Figure content listings
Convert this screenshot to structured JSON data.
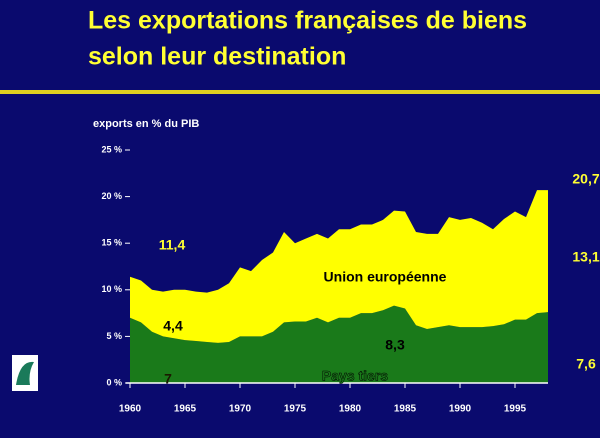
{
  "chart_data": {
    "type": "stacked_area",
    "title": "Les exportations françaises de biens",
    "subtitle": "selon leur destination",
    "ylabel": "exports en % du PIB",
    "x": [
      1960,
      1961,
      1962,
      1963,
      1964,
      1965,
      1966,
      1967,
      1968,
      1969,
      1970,
      1971,
      1972,
      1973,
      1974,
      1975,
      1976,
      1977,
      1978,
      1979,
      1980,
      1981,
      1982,
      1983,
      1984,
      1985,
      1986,
      1987,
      1988,
      1989,
      1990,
      1991,
      1992,
      1993,
      1994,
      1995,
      1996,
      1997,
      1998
    ],
    "series": [
      {
        "name": "Pays tiers",
        "color": "#1a7a1a",
        "values": [
          7,
          6.5,
          5.5,
          5,
          4.8,
          4.6,
          4.5,
          4.4,
          4.3,
          4.4,
          5,
          5,
          5,
          5.5,
          6.5,
          6.6,
          6.6,
          7,
          6.5,
          7,
          7,
          7.5,
          7.5,
          7.8,
          8.3,
          8,
          6.2,
          5.8,
          6,
          6.2,
          6,
          6,
          6,
          6.1,
          6.3,
          6.8,
          6.8,
          7.5,
          7.6
        ]
      },
      {
        "name": "Union européenne",
        "color": "#ffff00",
        "values": [
          4.4,
          4.5,
          4.5,
          4.8,
          5.2,
          5.4,
          5.3,
          5.3,
          5.7,
          6.3,
          7.4,
          7,
          8.2,
          8.5,
          9.7,
          8.4,
          8.9,
          9,
          9,
          9.5,
          9.5,
          9.5,
          9.5,
          9.7,
          10.2,
          10.4,
          10,
          10.2,
          10,
          11.6,
          11.5,
          11.7,
          11.2,
          10.4,
          11.3,
          11.6,
          11,
          13.2,
          13.1
        ]
      }
    ],
    "annotations": [
      "11,4",
      "4,4",
      "7",
      "8,3",
      "20,7",
      "13,1",
      "7,6"
    ],
    "xlim": [
      1960,
      1998
    ],
    "xticks": [
      1960,
      1965,
      1970,
      1975,
      1980,
      1985,
      1990,
      1995
    ],
    "ylim": [
      0,
      25
    ],
    "yticks": [
      {
        "value": 0,
        "label": "0 %"
      },
      {
        "value": 5,
        "label": "5 %"
      },
      {
        "value": 10,
        "label": "10 %"
      },
      {
        "value": 15,
        "label": "15 %"
      },
      {
        "value": 20,
        "label": "20 %"
      },
      {
        "value": 25,
        "label": "25 %"
      }
    ]
  }
}
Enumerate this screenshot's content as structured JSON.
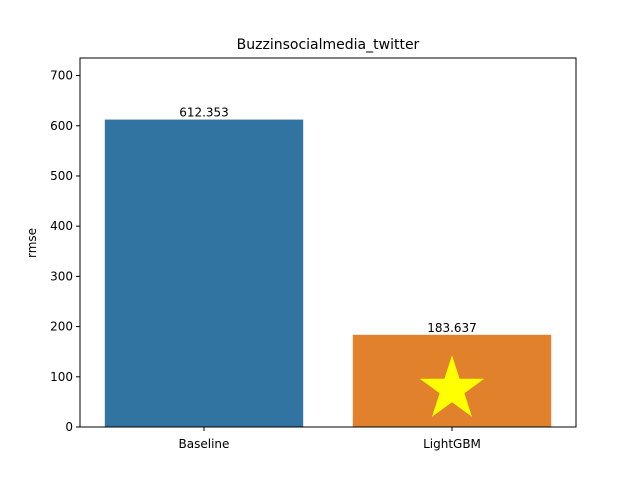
{
  "chart_data": {
    "type": "bar",
    "title": "Buzzinsocialmedia_twitter",
    "xlabel": "",
    "ylabel": "rmse",
    "categories": [
      "Baseline",
      "LightGBM"
    ],
    "values": [
      612.353,
      183.637
    ],
    "value_labels": [
      "612.353",
      "183.637"
    ],
    "colors": [
      "#3274a1",
      "#e1812c"
    ],
    "ylim": [
      0,
      735
    ],
    "yticks": [
      0,
      100,
      200,
      300,
      400,
      500,
      600,
      700
    ],
    "highlight": {
      "category": "LightGBM",
      "marker": "star",
      "color": "#ffff00"
    },
    "grid": false,
    "legend": "none"
  }
}
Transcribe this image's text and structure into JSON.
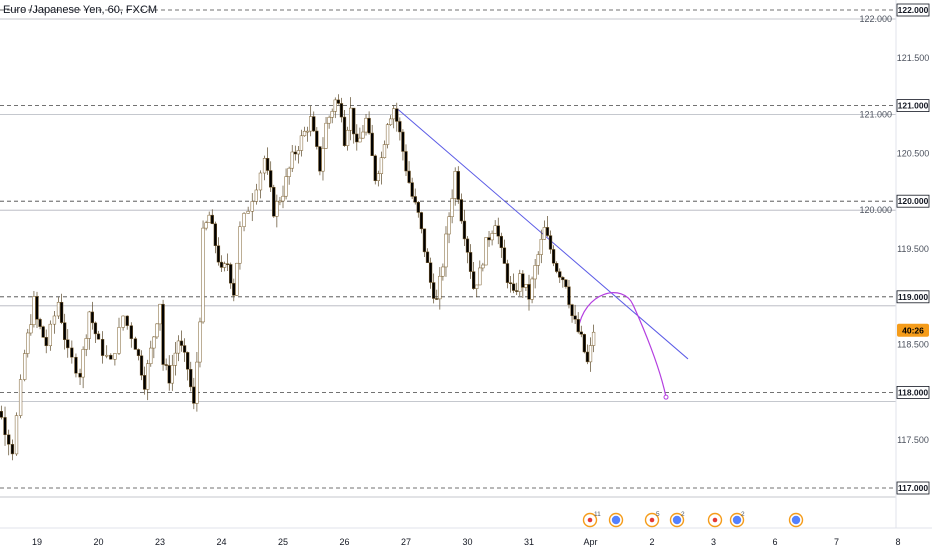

TASK DIRECTIONS
Omit every picture, then reproduce the rest of the listing exactly.

ANSWER TO THE TASK
Convert this screenshot to structured JSON data.
{
  "chart_data": {
    "type": "stacked_area",
    "title": "Les exportations françaises de biens",
    "subtitle": "selon leur destination",
    "ylabel": "exports en % du PIB",
    "x": [
      1960,
      1961,
      1962,
      1963,
      1964,
      1965,
      1966,
      1967,
      1968,
      1969,
      1970,
      1971,
      1972,
      1973,
      1974,
      1975,
      1976,
      1977,
      1978,
      1979,
      1980,
      1981,
      1982,
      1983,
      1984,
      1985,
      1986,
      1987,
      1988,
      1989,
      1990,
      1991,
      1992,
      1993,
      1994,
      1995,
      1996,
      1997,
      1998
    ],
    "series": [
      {
        "name": "Pays tiers",
        "color": "#1a7a1a",
        "values": [
          7,
          6.5,
          5.5,
          5,
          4.8,
          4.6,
          4.5,
          4.4,
          4.3,
          4.4,
          5,
          5,
          5,
          5.5,
          6.5,
          6.6,
          6.6,
          7,
          6.5,
          7,
          7,
          7.5,
          7.5,
          7.8,
          8.3,
          8,
          6.2,
          5.8,
          6,
          6.2,
          6,
          6,
          6,
          6.1,
          6.3,
          6.8,
          6.8,
          7.5,
          7.6
        ]
      },
      {
        "name": "Union européenne",
        "color": "#ffff00",
        "values": [
          4.4,
          4.5,
          4.5,
          4.8,
          5.2,
          5.4,
          5.3,
          5.3,
          5.7,
          6.3,
          7.4,
          7,
          8.2,
          8.5,
          9.7,
          8.4,
          8.9,
          9,
          9,
          9.5,
          9.5,
          9.5,
          9.5,
          9.7,
          10.2,
          10.4,
          10,
          10.2,
          10,
          11.6,
          11.5,
          11.7,
          11.2,
          10.4,
          11.3,
          11.6,
          11,
          13.2,
          13.1
        ]
      }
    ],
    "annotations": [
      "11,4",
      "4,4",
      "7",
      "8,3",
      "20,7",
      "13,1",
      "7,6"
    ],
    "xlim": [
      1960,
      1998
    ],
    "xticks": [
      1960,
      1965,
      1970,
      1975,
      1980,
      1985,
      1990,
      1995
    ],
    "ylim": [
      0,
      25
    ],
    "yticks": [
      {
        "value": 0,
        "label": "0 %"
      },
      {
        "value": 5,
        "label": "5 %"
      },
      {
        "value": 10,
        "label": "10 %"
      },
      {
        "value": 15,
        "label": "15 %"
      },
      {
        "value": 20,
        "label": "20 %"
      },
      {
        "value": 25,
        "label": "25 %"
      }
    ]
  }
}
Enumerate this screenshot's content as structured JSON.
{
  "chart_data": {
    "type": "bar",
    "title": "Buzzinsocialmedia_twitter",
    "xlabel": "",
    "ylabel": "rmse",
    "categories": [
      "Baseline",
      "LightGBM"
    ],
    "values": [
      612.353,
      183.637
    ],
    "value_labels": [
      "612.353",
      "183.637"
    ],
    "colors": [
      "#3274a1",
      "#e1812c"
    ],
    "ylim": [
      0,
      735
    ],
    "yticks": [
      0,
      100,
      200,
      300,
      400,
      500,
      600,
      700
    ],
    "highlight": {
      "category": "LightGBM",
      "marker": "star",
      "color": "#ffff00"
    },
    "grid": false,
    "legend": "none"
  }
}
Transcribe this image's text and structure into JSON.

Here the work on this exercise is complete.